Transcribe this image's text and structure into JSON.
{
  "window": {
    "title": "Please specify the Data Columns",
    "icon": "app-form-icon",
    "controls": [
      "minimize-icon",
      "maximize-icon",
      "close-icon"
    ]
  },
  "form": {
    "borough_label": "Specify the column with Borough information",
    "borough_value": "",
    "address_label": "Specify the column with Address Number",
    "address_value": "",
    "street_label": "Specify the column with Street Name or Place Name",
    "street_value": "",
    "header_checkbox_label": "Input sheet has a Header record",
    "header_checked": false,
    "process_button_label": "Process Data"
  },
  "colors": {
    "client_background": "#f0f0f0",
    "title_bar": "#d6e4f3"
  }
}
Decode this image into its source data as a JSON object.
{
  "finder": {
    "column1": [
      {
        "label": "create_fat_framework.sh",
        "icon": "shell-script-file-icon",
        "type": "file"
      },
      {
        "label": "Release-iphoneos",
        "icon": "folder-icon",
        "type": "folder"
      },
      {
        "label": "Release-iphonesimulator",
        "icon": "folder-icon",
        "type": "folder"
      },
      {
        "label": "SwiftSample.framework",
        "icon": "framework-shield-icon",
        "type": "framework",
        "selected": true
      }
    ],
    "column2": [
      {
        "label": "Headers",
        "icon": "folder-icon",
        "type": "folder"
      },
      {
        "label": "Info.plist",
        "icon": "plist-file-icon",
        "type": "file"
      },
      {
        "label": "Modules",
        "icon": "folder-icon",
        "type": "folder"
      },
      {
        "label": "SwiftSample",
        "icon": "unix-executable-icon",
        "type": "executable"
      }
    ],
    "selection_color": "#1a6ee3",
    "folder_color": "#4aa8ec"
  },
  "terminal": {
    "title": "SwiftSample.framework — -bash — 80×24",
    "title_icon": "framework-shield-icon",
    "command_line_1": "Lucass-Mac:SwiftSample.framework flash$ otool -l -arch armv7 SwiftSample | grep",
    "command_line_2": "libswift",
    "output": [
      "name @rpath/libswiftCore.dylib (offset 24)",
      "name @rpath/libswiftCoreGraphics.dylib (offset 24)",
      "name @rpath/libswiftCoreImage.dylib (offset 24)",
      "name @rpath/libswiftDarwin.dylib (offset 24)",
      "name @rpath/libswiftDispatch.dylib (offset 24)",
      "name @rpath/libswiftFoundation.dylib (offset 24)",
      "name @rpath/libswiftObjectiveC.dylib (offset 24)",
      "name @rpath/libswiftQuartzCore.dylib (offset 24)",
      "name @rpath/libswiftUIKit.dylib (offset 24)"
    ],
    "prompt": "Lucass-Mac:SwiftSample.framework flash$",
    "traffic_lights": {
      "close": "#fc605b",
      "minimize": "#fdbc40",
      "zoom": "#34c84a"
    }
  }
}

= = = = =

WHAT TO PRODUCE:
Reproduce the full listing above, character for character.

EXERCISE ANSWER:
Transcribe this image's text and structure into JSON.
{
  "window": {
    "title": "Please specify the Data Columns",
    "icon": "app-form-icon",
    "controls": [
      "minimize-icon",
      "maximize-icon",
      "close-icon"
    ]
  },
  "form": {
    "borough_label": "Specify the column with Borough information",
    "borough_value": "",
    "address_label": "Specify the column with Address Number",
    "address_value": "",
    "street_label": "Specify the column with Street Name or Place Name",
    "street_value": "",
    "header_checkbox_label": "Input sheet has a Header record",
    "header_checked": false,
    "process_button_label": "Process Data"
  },
  "colors": {
    "client_background": "#f0f0f0",
    "title_bar": "#d6e4f3"
  }
}
Decode this image into its source data as a JSON object.
{
  "finder": {
    "column1": [
      {
        "label": "create_fat_framework.sh",
        "icon": "shell-script-file-icon",
        "type": "file"
      },
      {
        "label": "Release-iphoneos",
        "icon": "folder-icon",
        "type": "folder"
      },
      {
        "label": "Release-iphonesimulator",
        "icon": "folder-icon",
        "type": "folder"
      },
      {
        "label": "SwiftSample.framework",
        "icon": "framework-shield-icon",
        "type": "framework",
        "selected": true
      }
    ],
    "column2": [
      {
        "label": "Headers",
        "icon": "folder-icon",
        "type": "folder"
      },
      {
        "label": "Info.plist",
        "icon": "plist-file-icon",
        "type": "file"
      },
      {
        "label": "Modules",
        "icon": "folder-icon",
        "type": "folder"
      },
      {
        "label": "SwiftSample",
        "icon": "unix-executable-icon",
        "type": "executable"
      }
    ],
    "selection_color": "#1a6ee3",
    "folder_color": "#4aa8ec"
  },
  "terminal": {
    "title": "SwiftSample.framework — -bash — 80×24",
    "title_icon": "framework-shield-icon",
    "command_line_1": "Lucass-Mac:SwiftSample.framework flash$ otool -l -arch armv7 SwiftSample | grep",
    "command_line_2": "libswift",
    "output": [
      "name @rpath/libswiftCore.dylib (offset 24)",
      "name @rpath/libswiftCoreGraphics.dylib (offset 24)",
      "name @rpath/libswiftCoreImage.dylib (offset 24)",
      "name @rpath/libswiftDarwin.dylib (offset 24)",
      "name @rpath/libswiftDispatch.dylib (offset 24)",
      "name @rpath/libswiftFoundation.dylib (offset 24)",
      "name @rpath/libswiftObjectiveC.dylib (offset 24)",
      "name @rpath/libswiftQuartzCore.dylib (offset 24)",
      "name @rpath/libswiftUIKit.dylib (offset 24)"
    ],
    "prompt": "Lucass-Mac:SwiftSample.framework flash$",
    "traffic_lights": {
      "close": "#fc605b",
      "minimize": "#fdbc40",
      "zoom": "#34c84a"
    }
  }
}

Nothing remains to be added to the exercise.